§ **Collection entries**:

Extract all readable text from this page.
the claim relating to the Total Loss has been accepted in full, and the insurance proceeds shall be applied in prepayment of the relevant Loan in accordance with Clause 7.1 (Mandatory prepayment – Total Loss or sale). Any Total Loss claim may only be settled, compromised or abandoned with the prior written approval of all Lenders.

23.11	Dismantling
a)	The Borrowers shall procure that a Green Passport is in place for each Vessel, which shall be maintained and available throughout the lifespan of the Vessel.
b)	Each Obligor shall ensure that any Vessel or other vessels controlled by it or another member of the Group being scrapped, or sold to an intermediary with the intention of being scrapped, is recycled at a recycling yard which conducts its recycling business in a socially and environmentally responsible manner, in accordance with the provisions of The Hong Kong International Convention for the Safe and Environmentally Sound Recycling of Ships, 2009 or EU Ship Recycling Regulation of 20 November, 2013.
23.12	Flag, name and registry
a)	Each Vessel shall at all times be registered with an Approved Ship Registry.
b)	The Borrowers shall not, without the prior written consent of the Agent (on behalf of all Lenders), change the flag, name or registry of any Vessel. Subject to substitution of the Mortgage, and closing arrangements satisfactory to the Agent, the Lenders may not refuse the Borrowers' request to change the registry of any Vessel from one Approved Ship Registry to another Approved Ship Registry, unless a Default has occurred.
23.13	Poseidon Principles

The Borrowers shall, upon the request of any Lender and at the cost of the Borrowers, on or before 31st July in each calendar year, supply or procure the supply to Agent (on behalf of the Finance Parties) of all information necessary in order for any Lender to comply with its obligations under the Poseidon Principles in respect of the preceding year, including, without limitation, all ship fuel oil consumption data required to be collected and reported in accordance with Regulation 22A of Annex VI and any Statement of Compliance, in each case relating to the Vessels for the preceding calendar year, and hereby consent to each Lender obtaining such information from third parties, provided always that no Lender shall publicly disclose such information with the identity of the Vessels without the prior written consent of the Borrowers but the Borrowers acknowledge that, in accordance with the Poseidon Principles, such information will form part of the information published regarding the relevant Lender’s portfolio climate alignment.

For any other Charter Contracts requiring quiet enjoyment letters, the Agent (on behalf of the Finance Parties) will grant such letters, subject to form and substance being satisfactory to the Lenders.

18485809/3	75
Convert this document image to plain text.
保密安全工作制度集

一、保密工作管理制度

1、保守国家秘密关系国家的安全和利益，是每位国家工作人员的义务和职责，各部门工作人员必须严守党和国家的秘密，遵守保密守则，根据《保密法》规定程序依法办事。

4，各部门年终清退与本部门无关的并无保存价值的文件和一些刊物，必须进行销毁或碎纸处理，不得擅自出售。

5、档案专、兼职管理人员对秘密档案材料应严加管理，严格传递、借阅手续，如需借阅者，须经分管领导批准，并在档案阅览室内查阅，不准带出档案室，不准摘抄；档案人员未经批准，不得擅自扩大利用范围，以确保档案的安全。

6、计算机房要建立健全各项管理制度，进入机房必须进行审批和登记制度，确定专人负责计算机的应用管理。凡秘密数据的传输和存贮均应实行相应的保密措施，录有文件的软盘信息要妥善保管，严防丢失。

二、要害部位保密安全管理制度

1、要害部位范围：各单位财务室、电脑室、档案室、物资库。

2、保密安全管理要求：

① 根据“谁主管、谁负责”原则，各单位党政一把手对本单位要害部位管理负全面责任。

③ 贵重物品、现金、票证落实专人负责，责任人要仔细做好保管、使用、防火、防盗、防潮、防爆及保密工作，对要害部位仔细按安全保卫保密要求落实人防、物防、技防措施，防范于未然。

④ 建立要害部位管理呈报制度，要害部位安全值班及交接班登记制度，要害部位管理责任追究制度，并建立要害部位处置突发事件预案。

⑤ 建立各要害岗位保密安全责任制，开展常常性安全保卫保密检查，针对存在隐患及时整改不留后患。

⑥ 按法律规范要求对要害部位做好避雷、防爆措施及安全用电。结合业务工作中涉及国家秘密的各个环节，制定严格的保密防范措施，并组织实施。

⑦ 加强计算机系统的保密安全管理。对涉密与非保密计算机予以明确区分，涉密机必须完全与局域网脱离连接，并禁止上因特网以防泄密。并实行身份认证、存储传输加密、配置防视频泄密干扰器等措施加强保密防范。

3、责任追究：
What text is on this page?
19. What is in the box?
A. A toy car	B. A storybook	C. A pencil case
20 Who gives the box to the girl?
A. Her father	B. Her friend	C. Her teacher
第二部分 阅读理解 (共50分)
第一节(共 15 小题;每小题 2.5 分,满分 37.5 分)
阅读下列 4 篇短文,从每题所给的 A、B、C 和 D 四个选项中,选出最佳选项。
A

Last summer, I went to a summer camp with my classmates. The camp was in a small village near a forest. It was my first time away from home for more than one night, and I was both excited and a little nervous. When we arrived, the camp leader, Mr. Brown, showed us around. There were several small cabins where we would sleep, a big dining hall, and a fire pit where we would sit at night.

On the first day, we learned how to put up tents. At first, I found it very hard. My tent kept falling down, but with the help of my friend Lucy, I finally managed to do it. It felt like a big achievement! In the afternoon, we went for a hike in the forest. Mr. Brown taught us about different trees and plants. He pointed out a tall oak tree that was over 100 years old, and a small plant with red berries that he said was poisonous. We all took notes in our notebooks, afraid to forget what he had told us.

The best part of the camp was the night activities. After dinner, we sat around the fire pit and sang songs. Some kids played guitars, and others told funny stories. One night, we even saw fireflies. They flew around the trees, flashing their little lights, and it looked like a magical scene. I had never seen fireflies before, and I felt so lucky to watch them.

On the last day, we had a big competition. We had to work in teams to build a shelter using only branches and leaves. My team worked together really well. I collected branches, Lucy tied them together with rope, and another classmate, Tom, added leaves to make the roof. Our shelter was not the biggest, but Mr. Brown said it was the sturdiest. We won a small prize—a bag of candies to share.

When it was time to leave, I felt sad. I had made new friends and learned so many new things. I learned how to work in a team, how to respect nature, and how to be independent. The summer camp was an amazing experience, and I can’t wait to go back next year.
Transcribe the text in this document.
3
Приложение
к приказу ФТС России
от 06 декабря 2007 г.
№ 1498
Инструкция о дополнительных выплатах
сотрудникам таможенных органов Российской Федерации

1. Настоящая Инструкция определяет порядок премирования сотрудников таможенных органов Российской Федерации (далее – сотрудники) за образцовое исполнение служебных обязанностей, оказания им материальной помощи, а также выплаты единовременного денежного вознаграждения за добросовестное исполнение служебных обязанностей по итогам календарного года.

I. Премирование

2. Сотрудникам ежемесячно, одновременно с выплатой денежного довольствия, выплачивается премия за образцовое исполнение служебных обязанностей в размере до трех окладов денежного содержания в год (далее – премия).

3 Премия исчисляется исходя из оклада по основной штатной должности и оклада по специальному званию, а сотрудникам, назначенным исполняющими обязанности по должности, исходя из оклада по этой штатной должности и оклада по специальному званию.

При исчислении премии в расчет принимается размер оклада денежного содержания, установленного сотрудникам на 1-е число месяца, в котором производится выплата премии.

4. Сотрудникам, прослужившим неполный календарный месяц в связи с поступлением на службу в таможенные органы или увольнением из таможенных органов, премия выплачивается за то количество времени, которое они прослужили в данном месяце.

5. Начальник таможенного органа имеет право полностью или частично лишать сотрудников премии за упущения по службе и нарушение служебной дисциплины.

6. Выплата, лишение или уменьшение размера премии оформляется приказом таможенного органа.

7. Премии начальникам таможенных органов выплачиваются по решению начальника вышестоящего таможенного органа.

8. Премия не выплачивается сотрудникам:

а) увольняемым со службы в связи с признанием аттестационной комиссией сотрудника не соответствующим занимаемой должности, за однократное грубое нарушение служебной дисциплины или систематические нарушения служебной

§ **Given problem**:
Each line in the data that holds the string "name" should be found and copied.

§ **Output**:
23.12	Flag, name and registry
b)	The Borrowers shall not, without the prior written consent of the Agent (on behalf of all Lenders), change the flag, name or registry of any Vessel. Subject to substitution of the Mortgage, and closing arrangements satisfactory to the Agent, the Lenders may not refuse the Borrowers' request to change the registry of any Vessel from one Approved Ship Registry to another Approved Ship Registry, unless a Default has occurred.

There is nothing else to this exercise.